[The problem]: Look through the data below. Show each line where the string "color" occurs.

#### Given information ####

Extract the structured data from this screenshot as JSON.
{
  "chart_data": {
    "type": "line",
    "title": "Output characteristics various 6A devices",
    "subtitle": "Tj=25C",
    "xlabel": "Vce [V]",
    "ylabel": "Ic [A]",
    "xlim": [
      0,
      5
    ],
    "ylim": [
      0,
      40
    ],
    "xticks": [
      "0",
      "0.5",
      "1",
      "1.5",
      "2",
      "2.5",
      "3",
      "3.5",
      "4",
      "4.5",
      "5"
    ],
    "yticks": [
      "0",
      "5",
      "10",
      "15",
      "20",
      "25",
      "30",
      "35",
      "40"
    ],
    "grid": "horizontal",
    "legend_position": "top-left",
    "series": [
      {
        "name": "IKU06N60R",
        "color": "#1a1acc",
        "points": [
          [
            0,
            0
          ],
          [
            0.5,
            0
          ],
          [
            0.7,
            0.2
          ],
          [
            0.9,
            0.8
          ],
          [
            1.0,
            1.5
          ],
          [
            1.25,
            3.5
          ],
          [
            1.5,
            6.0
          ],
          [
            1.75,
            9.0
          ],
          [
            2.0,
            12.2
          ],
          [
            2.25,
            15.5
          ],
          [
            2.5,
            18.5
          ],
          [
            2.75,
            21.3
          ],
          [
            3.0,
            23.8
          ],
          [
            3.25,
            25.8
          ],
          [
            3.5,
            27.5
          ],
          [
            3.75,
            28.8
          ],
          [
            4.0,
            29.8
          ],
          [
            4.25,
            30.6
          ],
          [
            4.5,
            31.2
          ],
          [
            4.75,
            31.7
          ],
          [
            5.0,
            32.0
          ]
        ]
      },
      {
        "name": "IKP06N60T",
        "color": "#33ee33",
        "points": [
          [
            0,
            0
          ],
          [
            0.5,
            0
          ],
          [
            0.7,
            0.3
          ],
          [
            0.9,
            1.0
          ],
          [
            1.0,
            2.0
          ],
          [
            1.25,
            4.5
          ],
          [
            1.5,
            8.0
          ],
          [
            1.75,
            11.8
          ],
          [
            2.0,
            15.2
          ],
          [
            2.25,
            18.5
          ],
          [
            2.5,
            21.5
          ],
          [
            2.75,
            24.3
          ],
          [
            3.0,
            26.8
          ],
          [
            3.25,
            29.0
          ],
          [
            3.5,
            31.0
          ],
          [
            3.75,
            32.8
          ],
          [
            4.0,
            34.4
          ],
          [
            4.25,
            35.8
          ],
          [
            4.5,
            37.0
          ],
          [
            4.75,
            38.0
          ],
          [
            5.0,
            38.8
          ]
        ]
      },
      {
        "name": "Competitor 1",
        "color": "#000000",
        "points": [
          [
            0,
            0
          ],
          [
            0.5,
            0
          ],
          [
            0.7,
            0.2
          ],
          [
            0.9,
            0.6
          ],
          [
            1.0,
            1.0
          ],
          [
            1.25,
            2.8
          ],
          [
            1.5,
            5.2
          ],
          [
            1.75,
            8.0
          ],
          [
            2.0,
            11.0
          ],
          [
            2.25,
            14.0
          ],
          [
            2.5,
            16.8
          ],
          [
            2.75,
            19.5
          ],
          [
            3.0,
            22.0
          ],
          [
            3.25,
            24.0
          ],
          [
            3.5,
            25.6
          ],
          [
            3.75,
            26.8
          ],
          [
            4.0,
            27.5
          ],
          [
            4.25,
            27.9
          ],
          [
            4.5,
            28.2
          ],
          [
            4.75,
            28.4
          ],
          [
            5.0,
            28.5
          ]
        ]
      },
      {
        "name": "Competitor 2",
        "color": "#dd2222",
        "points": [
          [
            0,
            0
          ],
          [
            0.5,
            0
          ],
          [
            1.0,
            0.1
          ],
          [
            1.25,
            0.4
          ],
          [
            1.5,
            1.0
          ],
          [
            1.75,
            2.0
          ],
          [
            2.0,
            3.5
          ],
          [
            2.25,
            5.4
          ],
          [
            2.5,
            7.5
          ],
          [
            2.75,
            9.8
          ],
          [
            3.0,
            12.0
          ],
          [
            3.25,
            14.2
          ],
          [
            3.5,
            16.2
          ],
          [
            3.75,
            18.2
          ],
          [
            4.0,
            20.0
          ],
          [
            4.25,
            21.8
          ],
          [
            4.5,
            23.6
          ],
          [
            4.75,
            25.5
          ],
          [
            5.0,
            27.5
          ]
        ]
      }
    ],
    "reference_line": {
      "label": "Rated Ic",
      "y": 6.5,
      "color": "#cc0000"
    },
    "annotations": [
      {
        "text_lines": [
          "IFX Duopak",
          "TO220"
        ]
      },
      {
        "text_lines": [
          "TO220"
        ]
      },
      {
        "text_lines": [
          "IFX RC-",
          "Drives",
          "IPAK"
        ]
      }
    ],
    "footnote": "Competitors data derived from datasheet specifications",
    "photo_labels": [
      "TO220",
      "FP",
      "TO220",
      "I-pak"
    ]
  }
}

####

[Written solution]:
        "color": "#1a1acc",
        "color": "#33ee33",
        "color": "#000000",
        "color": "#dd2222",
      "color": "#cc0000"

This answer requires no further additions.